__Requirement__:
Among these records, which lines include "College"? Copy them out.

####

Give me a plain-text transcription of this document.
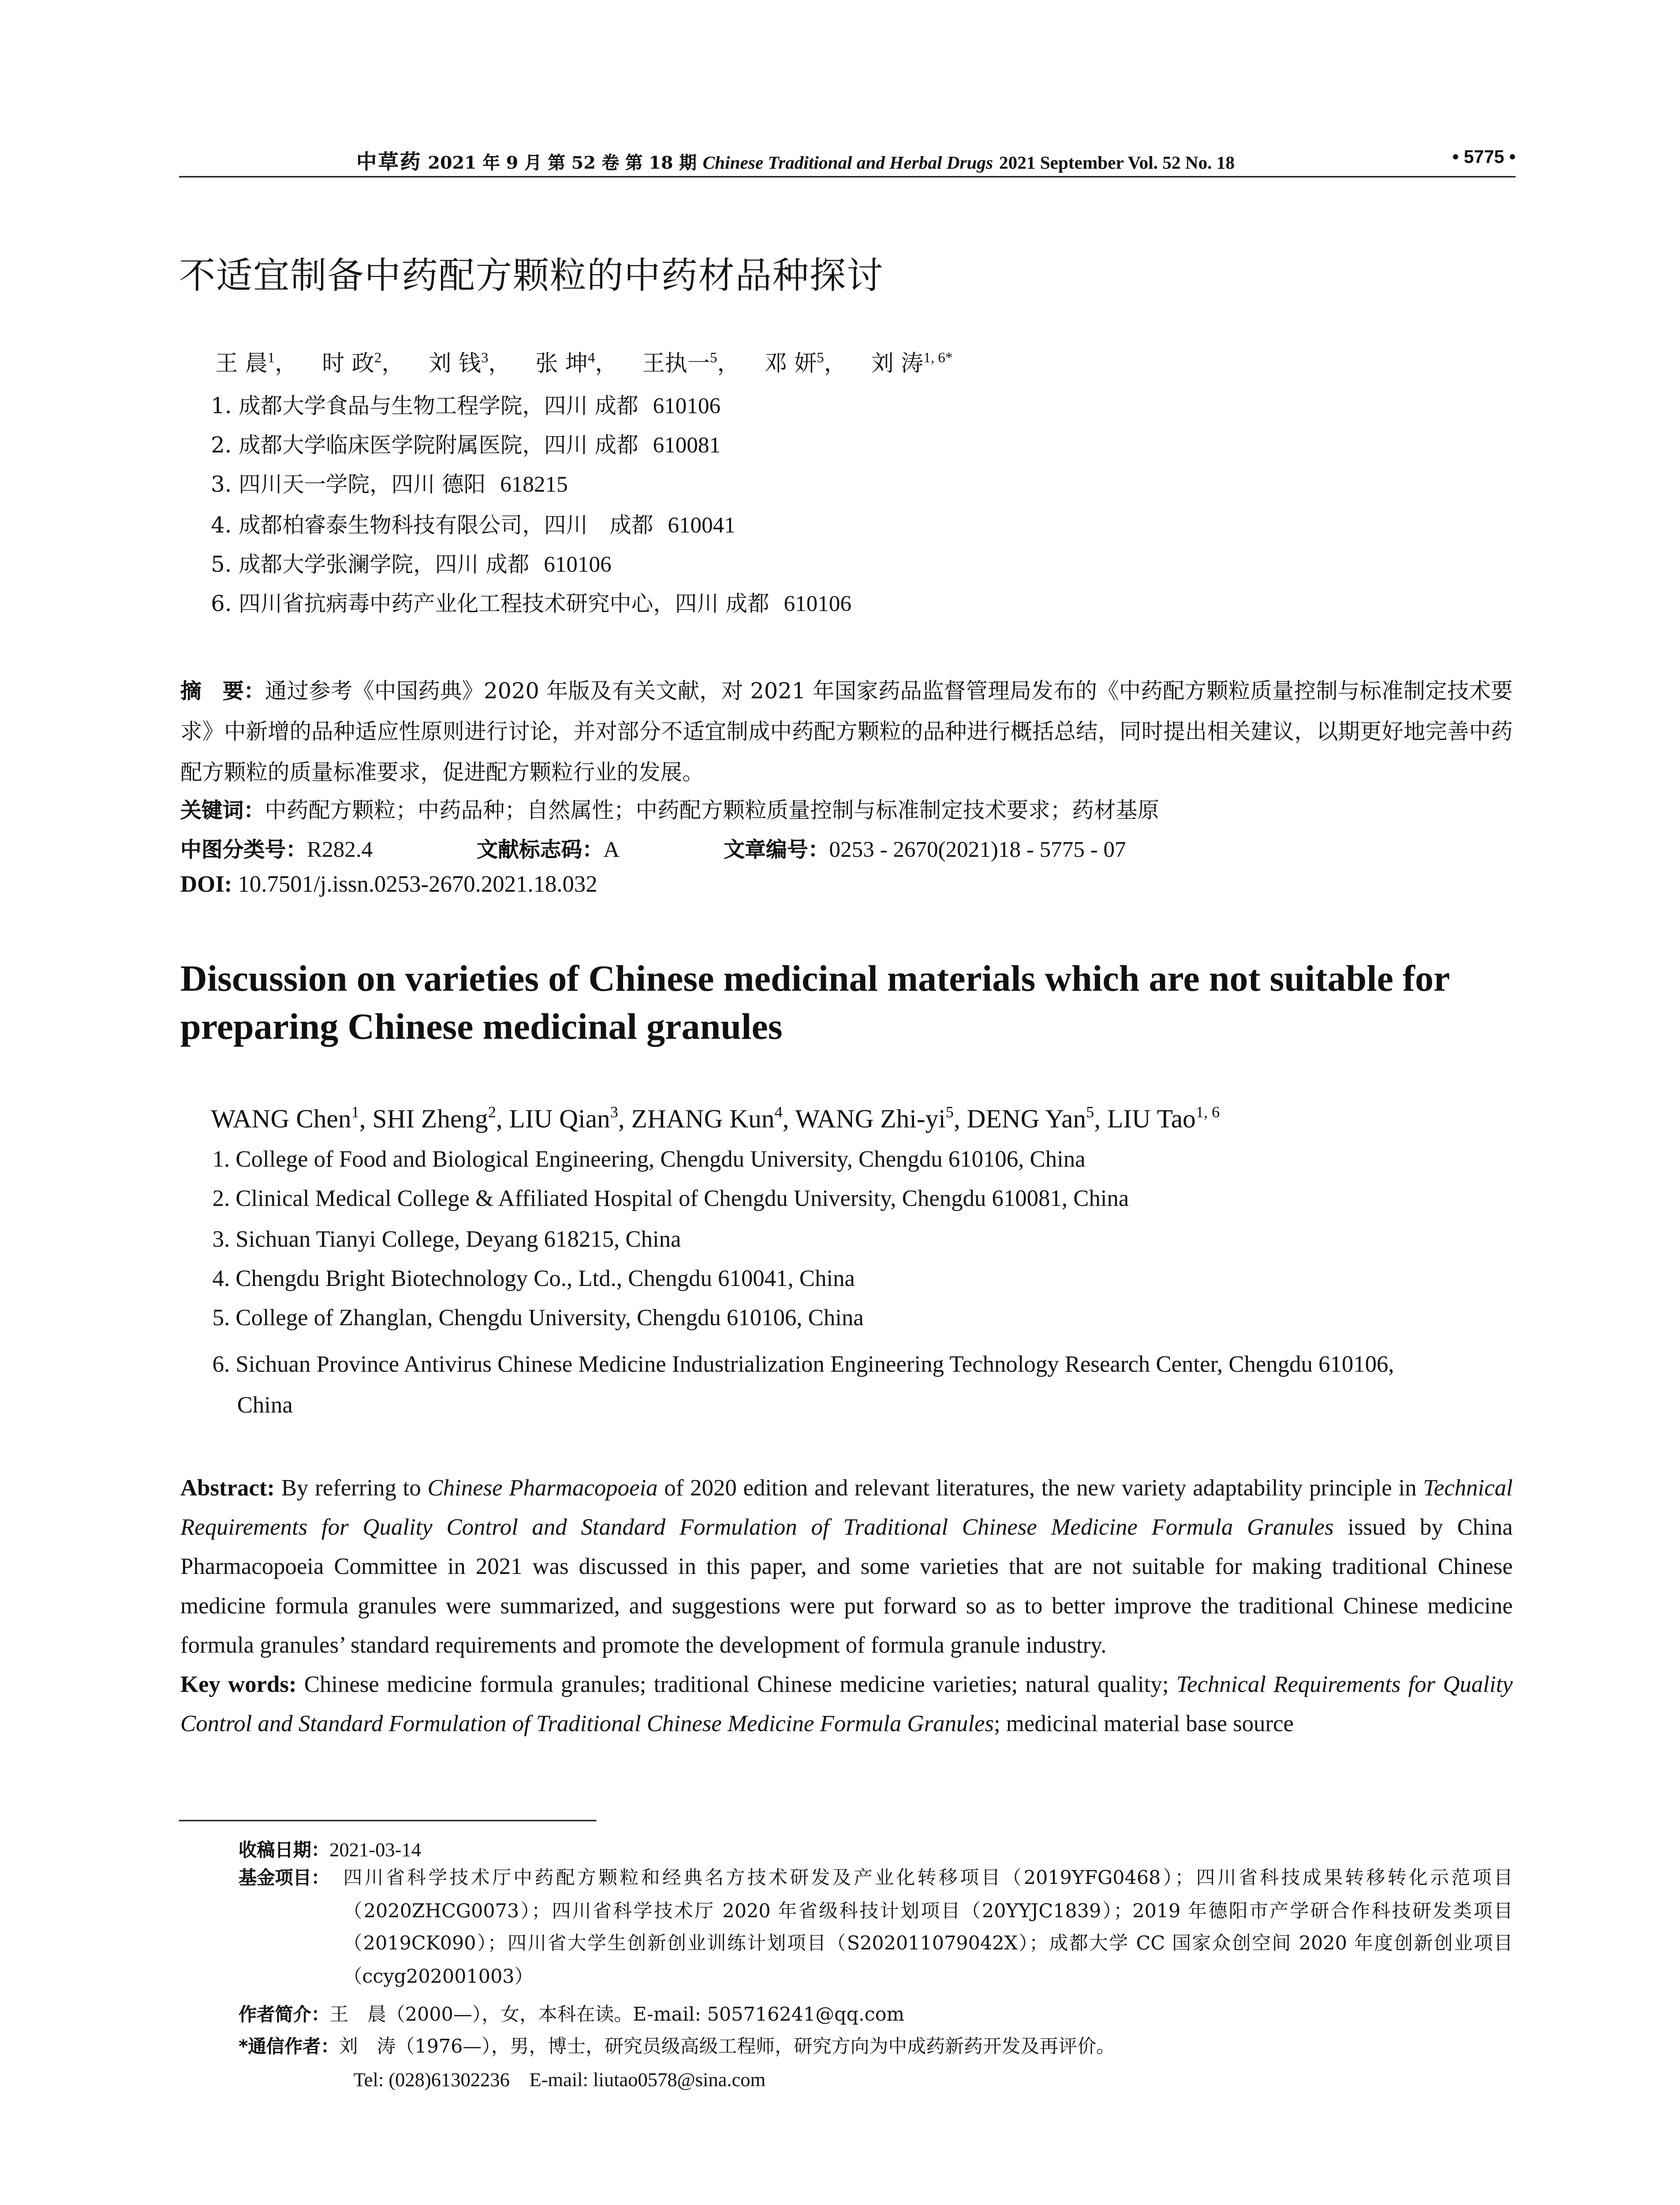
中草药 2021 年 9 月 第 52 卷 第 18 期 Chinese Traditional and Herbal Drugs 2021 September Vol. 52 No. 18	• 5775 •
不适宜制备中药配方颗粒的中药材品种探讨
王 晨$^1$，	时 政$^2$，	刘 钱$^3$，	张 坤$^4$，	王执一$^5$，	邓 妍$^5$，	刘 涛$^{1, 6*}$
1. 成都大学食品与生物工程学院，四川 成都 610106
2. 成都大学临床医学院附属医院，四川 成都 610081
3. 四川天一学院，四川 德阳 618215
4. 成都柏睿泰生物科技有限公司，四川　成都 610041
5. 成都大学张澜学院，四川 成都 610106
6. 四川省抗病毒中药产业化工程技术研究中心，四川 成都 610106
摘　要：通过参考《中国药典》2020 年版及有关文献，对 2021 年国家药品监督管理局发布的《中药配方颗粒质量控制与标准制定技术要求》中新增的品种适应性原则进行讨论，并对部分不适宜制成中药配方颗粒的品种进行概括总结，同时提出相关建议，以期更好地完善中药配方颗粒的质量标准要求，促进配方颗粒行业的发展。
关键词：中药配方颗粒；中药品种；自然属性；中药配方颗粒质量控制与标准制定技术要求；药材基原
中图分类号：R282.4	文献标志码：A	文章编号：0253 - 2670(2021)18 - 5775 - 07
DOI: 10.7501/j.issn.0253-2670.2021.18.032
Discussion on varieties of Chinese medicinal materials which are not suitable for preparing Chinese medicinal granules
WANG Chen$^1$, SHI Zheng$^2$, LIU Qian$^3$, ZHANG Kun$^4$, WANG Zhi-$yi^5$, DENG Yan$^5$, LIU Tao$^{1, 6}$
1. College of Food and Biological Engineering, Chengdu University, Chengdu 610106, China
2. Clinical Medical College & Affiliated Hospital of Chengdu University, Chengdu 610081, China
3. Sichuan Tianyi College, Deyang 618215, China
4. Chengdu Bright Biotechnology Co., Ltd., Chengdu 610041, China
5. College of Zhanglan, Chengdu University, Chengdu 610106, China
6. Sichuan Province Antivirus Chinese Medicine Industrialization Engineering Technology Research Center, Chengdu 610106,
China
Abstract: By referring to Chinese Pharmacopoeia of 2020 edition and relevant literatures, the new variety adaptability principle in Technical Requirements for Quality Control and Standard Formulation of Traditional Chinese Medicine Formula Granules issued by China Pharmacopoeia Committee in 2021 was discussed in this paper, and some varieties that are not suitable for making traditional Chinese medicine formula granules were summarized, and suggestions were put forward so as to better improve the traditional Chinese medicine formula granules’ standard requirements and promote the development of formula granule industry.
Key words: Chinese medicine formula granules; traditional Chinese medicine varieties; natural quality; Technical Requirements for Quality Control and Standard Formulation of Traditional Chinese Medicine Formula Granules; medicinal material base source
收稿日期：2021-03-14
基金项目： 四川省科学技术厅中药配方颗粒和经典名方技术研发及产业化转移项目（2019YFG0468）；四川省科技成果转移转化示范项目（2020ZHCG0073）；四川省科学技术厅 2020 年省级科技计划项目（20YYJC1839）；2019 年德阳市产学研合作科技研发类项目（2019CK090）；四川省大学生创新创业训练计划项目（S202011079042X）；成都大学 CC 国家众创空间 2020 年度创新创业项目（ccyg202001003）
作者简介：王　晨（2000—），女，本科在读。E-mail: 505716241@qq.com
*通信作者：刘　涛（1976—），男，博士，研究员级高级工程师，研究方向为中成药新药开发及再评价。
Tel: (028)61302236　E-mail: liutao0578@sina.com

####

__Written answer__:
1. College of Food and Biological Engineering, Chengdu University, Chengdu 610106, China
2. Clinical Medical College & Affiliated Hospital of Chengdu University, Chengdu 610081, China
3. Sichuan Tianyi College, Deyang 618215, China
5. College of Zhanglan, Chengdu University, Chengdu 610106, China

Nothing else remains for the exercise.